Short task:
Every entry must be duplicated precisely as written.

Records shown:
- - - -
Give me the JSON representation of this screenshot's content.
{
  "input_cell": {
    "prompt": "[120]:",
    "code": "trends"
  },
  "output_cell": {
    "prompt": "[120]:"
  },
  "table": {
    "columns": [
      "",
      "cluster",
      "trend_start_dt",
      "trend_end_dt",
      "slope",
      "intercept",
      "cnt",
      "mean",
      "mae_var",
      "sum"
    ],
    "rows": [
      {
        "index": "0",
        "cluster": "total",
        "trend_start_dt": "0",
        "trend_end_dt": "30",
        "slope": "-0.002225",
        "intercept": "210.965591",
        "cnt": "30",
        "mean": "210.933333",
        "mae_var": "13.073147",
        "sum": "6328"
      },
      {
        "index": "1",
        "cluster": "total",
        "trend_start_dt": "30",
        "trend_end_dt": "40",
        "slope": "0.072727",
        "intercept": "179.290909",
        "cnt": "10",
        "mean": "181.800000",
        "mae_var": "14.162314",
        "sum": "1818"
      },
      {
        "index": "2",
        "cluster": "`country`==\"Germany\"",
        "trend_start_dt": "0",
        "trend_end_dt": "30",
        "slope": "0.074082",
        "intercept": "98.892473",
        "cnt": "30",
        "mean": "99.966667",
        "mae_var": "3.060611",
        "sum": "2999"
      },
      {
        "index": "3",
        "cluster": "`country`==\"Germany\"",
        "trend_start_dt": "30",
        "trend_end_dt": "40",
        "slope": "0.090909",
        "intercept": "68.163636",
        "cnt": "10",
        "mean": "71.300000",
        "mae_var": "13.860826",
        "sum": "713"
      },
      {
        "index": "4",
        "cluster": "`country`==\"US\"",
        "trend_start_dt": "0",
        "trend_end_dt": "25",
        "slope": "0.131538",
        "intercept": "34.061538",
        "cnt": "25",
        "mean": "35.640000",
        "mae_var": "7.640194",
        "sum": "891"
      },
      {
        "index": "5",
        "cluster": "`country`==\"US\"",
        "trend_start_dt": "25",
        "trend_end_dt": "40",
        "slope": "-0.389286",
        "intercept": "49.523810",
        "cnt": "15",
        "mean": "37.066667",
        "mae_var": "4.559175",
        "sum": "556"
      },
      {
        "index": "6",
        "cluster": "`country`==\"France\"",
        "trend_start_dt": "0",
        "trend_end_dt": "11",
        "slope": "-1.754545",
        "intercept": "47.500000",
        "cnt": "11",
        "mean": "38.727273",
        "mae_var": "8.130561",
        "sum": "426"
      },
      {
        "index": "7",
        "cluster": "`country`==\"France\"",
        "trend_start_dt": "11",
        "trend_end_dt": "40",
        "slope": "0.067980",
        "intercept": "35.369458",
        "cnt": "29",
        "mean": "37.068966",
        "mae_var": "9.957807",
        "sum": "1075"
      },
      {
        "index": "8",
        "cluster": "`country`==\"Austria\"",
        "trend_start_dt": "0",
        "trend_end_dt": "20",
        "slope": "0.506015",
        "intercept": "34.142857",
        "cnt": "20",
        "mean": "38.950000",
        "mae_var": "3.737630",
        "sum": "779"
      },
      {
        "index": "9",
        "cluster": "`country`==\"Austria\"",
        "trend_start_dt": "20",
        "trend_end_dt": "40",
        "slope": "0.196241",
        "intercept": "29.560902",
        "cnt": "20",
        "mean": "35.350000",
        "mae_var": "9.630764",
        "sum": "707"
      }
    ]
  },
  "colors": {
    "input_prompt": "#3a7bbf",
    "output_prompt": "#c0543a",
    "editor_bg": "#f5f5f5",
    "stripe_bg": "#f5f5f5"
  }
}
- - - -
Reply:
Give me the JSON representation of this screenshot's content.
{
  "input_cell": {
    "prompt": "[120]:",
    "code": "trends"
  },
  "output_cell": {
    "prompt": "[120]:"
  },
  "table": {
    "columns": [
      "",
      "cluster",
      "trend_start_dt",
      "trend_end_dt",
      "slope",
      "intercept",
      "cnt",
      "mean",
      "mae_var",
      "sum"
    ],
    "rows": [
      {
        "index": "0",
        "cluster": "total",
        "trend_start_dt": "0",
        "trend_end_dt": "30",
        "slope": "-0.002225",
        "intercept": "210.965591",
        "cnt": "30",
        "mean": "210.933333",
        "mae_var": "13.073147",
        "sum": "6328"
      },
      {
        "index": "1",
        "cluster": "total",
        "trend_start_dt": "30",
        "trend_end_dt": "40",
        "slope": "0.072727",
        "intercept": "179.290909",
        "cnt": "10",
        "mean": "181.800000",
        "mae_var": "14.162314",
        "sum": "1818"
      },
      {
        "index": "2",
        "cluster": "`country`==\"Germany\"",
        "trend_start_dt": "0",
        "trend_end_dt": "30",
        "slope": "0.074082",
        "intercept": "98.892473",
        "cnt": "30",
        "mean": "99.966667",
        "mae_var": "3.060611",
        "sum": "2999"
      },
      {
        "index": "3",
        "cluster": "`country`==\"Germany\"",
        "trend_start_dt": "30",
        "trend_end_dt": "40",
        "slope": "0.090909",
        "intercept": "68.163636",
        "cnt": "10",
        "mean": "71.300000",
        "mae_var": "13.860826",
        "sum": "713"
      },
      {
        "index": "4",
        "cluster": "`country`==\"US\"",
        "trend_start_dt": "0",
        "trend_end_dt": "25",
        "slope": "0.131538",
        "intercept": "34.061538",
        "cnt": "25",
        "mean": "35.640000",
        "mae_var": "7.640194",
        "sum": "891"
      },
      {
        "index": "5",
        "cluster": "`country`==\"US\"",
        "trend_start_dt": "25",
        "trend_end_dt": "40",
        "slope": "-0.389286",
        "intercept": "49.523810",
        "cnt": "15",
        "mean": "37.066667",
        "mae_var": "4.559175",
        "sum": "556"
      },
      {
        "index": "6",
        "cluster": "`country`==\"France\"",
        "trend_start_dt": "0",
        "trend_end_dt": "11",
        "slope": "-1.754545",
        "intercept": "47.500000",
        "cnt": "11",
        "mean": "38.727273",
        "mae_var": "8.130561",
        "sum": "426"
      },
      {
        "index": "7",
        "cluster": "`country`==\"France\"",
        "trend_start_dt": "11",
        "trend_end_dt": "40",
        "slope": "0.067980",
        "intercept": "35.369458",
        "cnt": "29",
        "mean": "37.068966",
        "mae_var": "9.957807",
        "sum": "1075"
      },
      {
        "index": "8",
        "cluster": "`country`==\"Austria\"",
        "trend_start_dt": "0",
        "trend_end_dt": "20",
        "slope": "0.506015",
        "intercept": "34.142857",
        "cnt": "20",
        "mean": "38.950000",
        "mae_var": "3.737630",
        "sum": "779"
      },
      {
        "index": "9",
        "cluster": "`country`==\"Austria\"",
        "trend_start_dt": "20",
        "trend_end_dt": "40",
        "slope": "0.196241",
        "intercept": "29.560902",
        "cnt": "20",
        "mean": "35.350000",
        "mae_var": "9.630764",
        "sum": "707"
      }
    ]
  },
  "colors": {
    "input_prompt": "#3a7bbf",
    "output_prompt": "#c0543a",
    "editor_bg": "#f5f5f5",
    "stripe_bg": "#f5f5f5"
  }
}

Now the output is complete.